Task requirements | From the entries below, list each line with "name".

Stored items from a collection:
┄┄┄┄┄┄
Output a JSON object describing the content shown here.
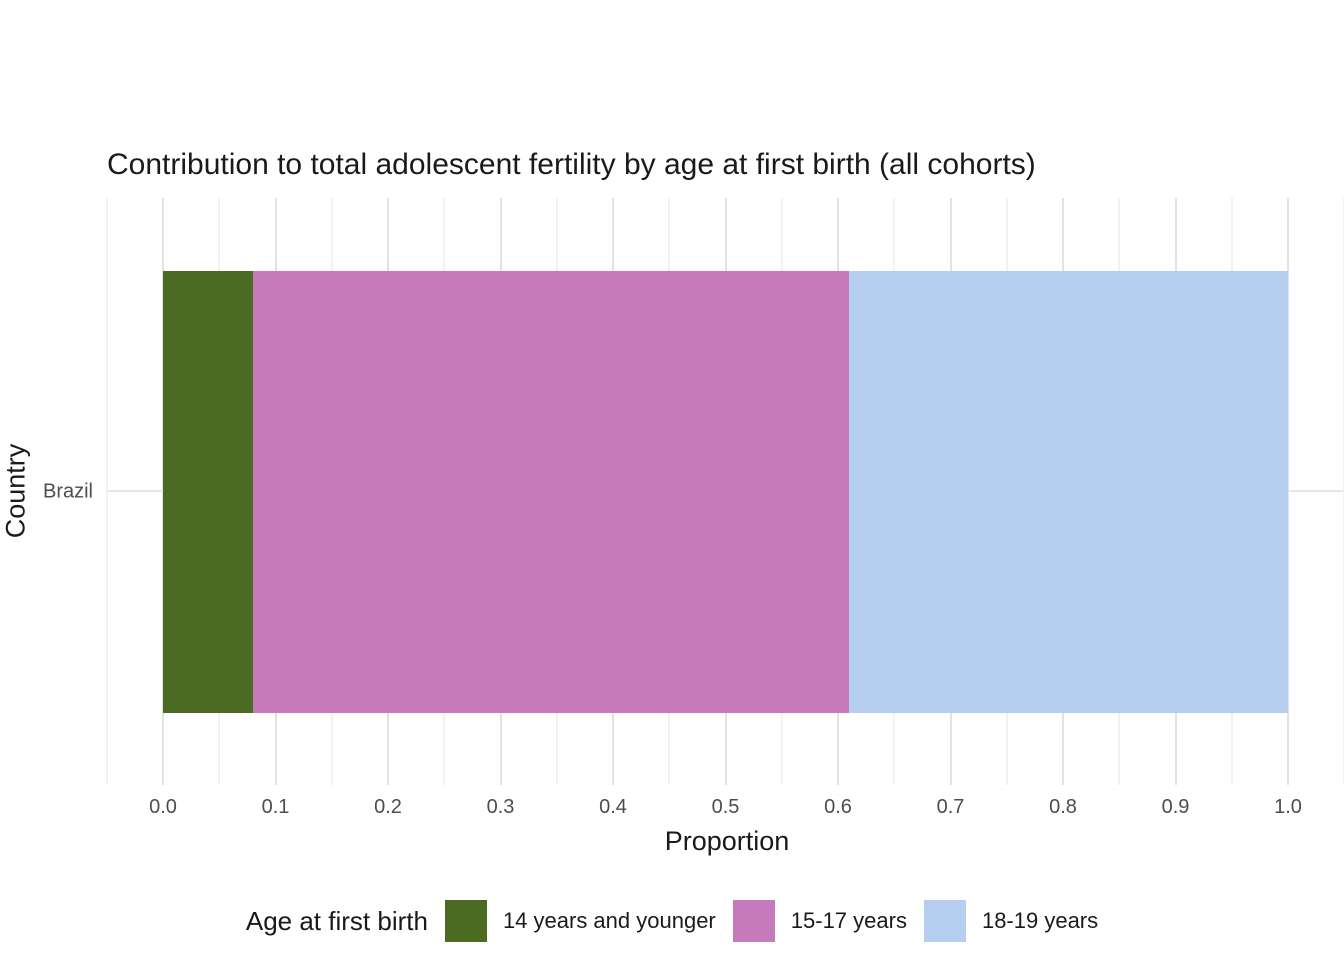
{
  "chart_data": {
    "type": "bar",
    "orientation": "horizontal",
    "stacked": true,
    "title": "Contribution to total adolescent fertility by age at first birth (all cohorts)",
    "xlabel": "Proportion",
    "ylabel": "Country",
    "categories": [
      "Brazil"
    ],
    "series": [
      {
        "name": "14 years and younger",
        "values": [
          0.08
        ],
        "color": "#4c6b22"
      },
      {
        "name": "15-17 years",
        "values": [
          0.53
        ],
        "color": "#c77abb"
      },
      {
        "name": "18-19 years",
        "values": [
          0.39
        ],
        "color": "#b5cdee"
      }
    ],
    "xlim": [
      0.0,
      1.0
    ],
    "x_ticks": [
      0.0,
      0.1,
      0.2,
      0.3,
      0.4,
      0.5,
      0.6,
      0.7,
      0.8,
      0.9,
      1.0
    ],
    "x_tick_labels": [
      "0.0",
      "0.1",
      "0.2",
      "0.3",
      "0.4",
      "0.5",
      "0.6",
      "0.7",
      "0.8",
      "0.9",
      "1.0"
    ],
    "minor_tick_step": 0.05,
    "grid": true,
    "legend": {
      "title": "Age at first birth",
      "position": "bottom"
    }
  },
  "colors": {
    "background": "#ffffff",
    "grid_major": "#e3e3e3",
    "grid_minor": "#f2f2f2",
    "tick_text": "#4d4d4d",
    "title_text": "#1a1a1a"
  }
}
┄┄┄┄┄┄
Final result |
        "name": "14 years and younger",
        "name": "15-17 years",
        "name": "18-19 years",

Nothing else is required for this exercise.